(Dataset rows)

Begin

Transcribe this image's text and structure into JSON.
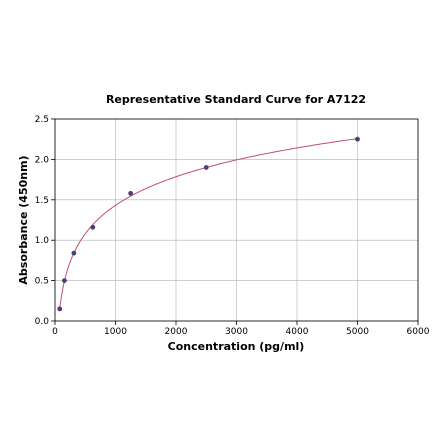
{
  "chart_data": {
    "type": "scatter",
    "title": "Representative Standard Curve for A7122",
    "xlabel": "Concentration (pg/ml)",
    "ylabel": "Absorbance (450nm)",
    "xlim": [
      0,
      6000
    ],
    "ylim": [
      0,
      2.5
    ],
    "xticks": [
      "0",
      "1000",
      "2000",
      "3000",
      "4000",
      "5000",
      "6000"
    ],
    "yticks": [
      "0.0",
      "0.5",
      "1.0",
      "1.5",
      "2.0",
      "2.5"
    ],
    "grid": true,
    "series": [
      {
        "x": [
          78,
          156,
          312,
          625,
          1250,
          2500,
          5000
        ],
        "y": [
          0.15,
          0.5,
          0.84,
          1.16,
          1.58,
          1.9,
          2.25
        ]
      }
    ],
    "fit_curve": true,
    "colors": {
      "points": "#4a3f78",
      "curve": "#c0506a",
      "grid": "#b0b0b0"
    }
  }
}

End

WHAT IS BEING ASKED: Pictures excluded, quote all the data above exactly.

THE RESPONSE:
Transcribe this image's text and structure into JSON.
{
  "chart_data": {
    "type": "scatter",
    "title": "Representative Standard Curve for A7122",
    "xlabel": "Concentration (pg/ml)",
    "ylabel": "Absorbance (450nm)",
    "xlim": [
      0,
      6000
    ],
    "ylim": [
      0,
      2.5
    ],
    "xticks": [
      "0",
      "1000",
      "2000",
      "3000",
      "4000",
      "5000",
      "6000"
    ],
    "yticks": [
      "0.0",
      "0.5",
      "1.0",
      "1.5",
      "2.0",
      "2.5"
    ],
    "grid": true,
    "series": [
      {
        "x": [
          78,
          156,
          312,
          625,
          1250,
          2500,
          5000
        ],
        "y": [
          0.15,
          0.5,
          0.84,
          1.16,
          1.58,
          1.9,
          2.25
        ]
      }
    ],
    "fit_curve": true,
    "colors": {
      "points": "#4a3f78",
      "curve": "#c0506a",
      "grid": "#b0b0b0"
    }
  }
}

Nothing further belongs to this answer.